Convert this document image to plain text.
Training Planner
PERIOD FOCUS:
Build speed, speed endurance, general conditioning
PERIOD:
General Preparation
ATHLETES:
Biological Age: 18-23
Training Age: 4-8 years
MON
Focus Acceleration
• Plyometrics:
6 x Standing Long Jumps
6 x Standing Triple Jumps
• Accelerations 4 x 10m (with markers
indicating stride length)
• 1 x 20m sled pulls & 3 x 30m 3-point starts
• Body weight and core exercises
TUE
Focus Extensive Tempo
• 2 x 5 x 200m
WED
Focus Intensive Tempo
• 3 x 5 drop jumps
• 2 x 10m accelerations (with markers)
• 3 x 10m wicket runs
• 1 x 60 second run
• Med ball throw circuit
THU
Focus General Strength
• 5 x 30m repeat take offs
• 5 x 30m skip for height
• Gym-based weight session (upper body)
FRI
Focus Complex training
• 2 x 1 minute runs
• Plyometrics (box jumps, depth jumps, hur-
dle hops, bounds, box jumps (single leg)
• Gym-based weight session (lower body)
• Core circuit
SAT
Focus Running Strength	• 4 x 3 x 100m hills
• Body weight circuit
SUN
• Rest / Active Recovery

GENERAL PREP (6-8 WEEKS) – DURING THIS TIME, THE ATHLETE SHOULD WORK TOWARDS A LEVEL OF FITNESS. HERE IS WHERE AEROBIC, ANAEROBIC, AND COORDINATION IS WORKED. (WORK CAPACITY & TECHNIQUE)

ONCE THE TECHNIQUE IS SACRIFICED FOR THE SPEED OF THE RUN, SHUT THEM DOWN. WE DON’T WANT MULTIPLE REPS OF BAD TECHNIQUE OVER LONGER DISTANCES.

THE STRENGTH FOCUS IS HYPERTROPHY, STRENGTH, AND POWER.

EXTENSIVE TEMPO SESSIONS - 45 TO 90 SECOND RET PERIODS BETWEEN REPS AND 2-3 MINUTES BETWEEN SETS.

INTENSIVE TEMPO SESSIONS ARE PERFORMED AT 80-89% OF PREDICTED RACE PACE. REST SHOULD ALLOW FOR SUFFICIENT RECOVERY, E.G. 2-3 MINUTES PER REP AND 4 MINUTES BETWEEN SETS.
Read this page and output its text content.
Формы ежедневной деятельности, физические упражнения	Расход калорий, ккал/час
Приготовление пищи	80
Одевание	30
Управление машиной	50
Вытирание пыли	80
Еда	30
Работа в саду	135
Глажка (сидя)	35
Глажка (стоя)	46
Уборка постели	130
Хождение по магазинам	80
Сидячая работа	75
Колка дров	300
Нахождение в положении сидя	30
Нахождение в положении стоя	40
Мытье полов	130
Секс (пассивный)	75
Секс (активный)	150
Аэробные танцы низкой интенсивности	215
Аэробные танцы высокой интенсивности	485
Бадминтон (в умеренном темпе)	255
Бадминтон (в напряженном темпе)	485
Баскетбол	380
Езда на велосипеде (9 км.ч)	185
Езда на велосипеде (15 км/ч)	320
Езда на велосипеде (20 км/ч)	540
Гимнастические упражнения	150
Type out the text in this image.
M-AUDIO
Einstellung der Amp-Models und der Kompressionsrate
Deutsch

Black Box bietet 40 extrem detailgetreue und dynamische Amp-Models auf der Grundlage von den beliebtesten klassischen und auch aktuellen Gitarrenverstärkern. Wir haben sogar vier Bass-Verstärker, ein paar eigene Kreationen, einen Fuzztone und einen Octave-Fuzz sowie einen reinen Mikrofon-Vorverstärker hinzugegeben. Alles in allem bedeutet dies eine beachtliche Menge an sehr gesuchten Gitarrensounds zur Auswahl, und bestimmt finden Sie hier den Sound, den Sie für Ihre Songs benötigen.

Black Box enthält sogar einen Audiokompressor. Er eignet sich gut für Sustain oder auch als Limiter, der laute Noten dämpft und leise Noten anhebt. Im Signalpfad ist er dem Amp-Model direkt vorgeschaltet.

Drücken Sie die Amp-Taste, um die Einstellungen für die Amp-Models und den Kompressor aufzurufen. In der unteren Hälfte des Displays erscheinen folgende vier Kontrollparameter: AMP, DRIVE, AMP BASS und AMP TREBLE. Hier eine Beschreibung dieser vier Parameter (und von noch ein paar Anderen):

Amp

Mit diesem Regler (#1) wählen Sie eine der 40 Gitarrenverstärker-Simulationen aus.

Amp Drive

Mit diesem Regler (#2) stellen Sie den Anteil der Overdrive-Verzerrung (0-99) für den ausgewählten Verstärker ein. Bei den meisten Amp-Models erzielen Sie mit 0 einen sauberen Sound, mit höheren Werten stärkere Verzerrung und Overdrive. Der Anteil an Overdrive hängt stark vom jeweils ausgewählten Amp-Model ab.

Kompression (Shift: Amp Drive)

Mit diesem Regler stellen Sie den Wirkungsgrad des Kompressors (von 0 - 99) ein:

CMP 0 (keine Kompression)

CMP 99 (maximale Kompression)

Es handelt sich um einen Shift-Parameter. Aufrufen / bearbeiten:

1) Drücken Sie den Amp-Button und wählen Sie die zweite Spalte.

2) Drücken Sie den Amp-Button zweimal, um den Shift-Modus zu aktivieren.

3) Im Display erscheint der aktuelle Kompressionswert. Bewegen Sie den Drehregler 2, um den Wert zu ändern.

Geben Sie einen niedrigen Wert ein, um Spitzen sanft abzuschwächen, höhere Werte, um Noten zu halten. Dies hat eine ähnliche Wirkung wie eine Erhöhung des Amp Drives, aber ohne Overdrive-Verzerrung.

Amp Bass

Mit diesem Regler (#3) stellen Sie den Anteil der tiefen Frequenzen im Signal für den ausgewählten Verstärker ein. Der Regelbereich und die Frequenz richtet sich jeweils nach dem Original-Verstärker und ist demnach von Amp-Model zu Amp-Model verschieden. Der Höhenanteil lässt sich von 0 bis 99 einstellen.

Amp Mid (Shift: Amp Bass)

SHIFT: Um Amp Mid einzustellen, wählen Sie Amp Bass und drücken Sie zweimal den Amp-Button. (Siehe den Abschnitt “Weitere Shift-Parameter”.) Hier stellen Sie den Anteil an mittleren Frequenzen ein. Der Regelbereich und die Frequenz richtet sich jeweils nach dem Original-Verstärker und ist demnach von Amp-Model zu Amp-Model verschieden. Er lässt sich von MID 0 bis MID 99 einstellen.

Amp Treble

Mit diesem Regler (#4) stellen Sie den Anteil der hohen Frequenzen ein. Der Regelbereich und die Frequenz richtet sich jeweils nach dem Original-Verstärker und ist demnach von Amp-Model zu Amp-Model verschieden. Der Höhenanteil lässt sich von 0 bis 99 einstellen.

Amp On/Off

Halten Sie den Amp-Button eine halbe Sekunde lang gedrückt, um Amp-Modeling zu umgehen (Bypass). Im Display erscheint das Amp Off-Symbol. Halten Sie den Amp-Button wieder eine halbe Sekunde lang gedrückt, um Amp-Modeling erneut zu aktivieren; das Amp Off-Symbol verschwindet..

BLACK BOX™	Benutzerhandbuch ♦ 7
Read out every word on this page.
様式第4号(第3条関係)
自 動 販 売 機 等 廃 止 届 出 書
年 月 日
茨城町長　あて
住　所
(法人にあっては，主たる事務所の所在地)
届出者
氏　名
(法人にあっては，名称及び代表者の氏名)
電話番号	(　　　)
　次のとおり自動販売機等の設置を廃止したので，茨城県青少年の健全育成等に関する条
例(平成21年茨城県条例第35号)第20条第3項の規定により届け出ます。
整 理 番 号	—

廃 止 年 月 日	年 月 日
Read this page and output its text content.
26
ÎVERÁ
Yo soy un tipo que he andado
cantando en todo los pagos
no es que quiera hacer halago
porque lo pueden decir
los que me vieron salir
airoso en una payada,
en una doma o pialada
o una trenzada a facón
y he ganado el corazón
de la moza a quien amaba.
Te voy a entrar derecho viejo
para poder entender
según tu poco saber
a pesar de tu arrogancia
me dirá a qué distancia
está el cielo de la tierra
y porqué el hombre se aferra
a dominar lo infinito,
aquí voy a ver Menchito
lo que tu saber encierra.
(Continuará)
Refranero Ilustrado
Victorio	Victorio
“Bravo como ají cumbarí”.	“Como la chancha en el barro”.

⁂

Pick out each line in the material containing "saber".

según tu poco saber
lo que tu saber encierra.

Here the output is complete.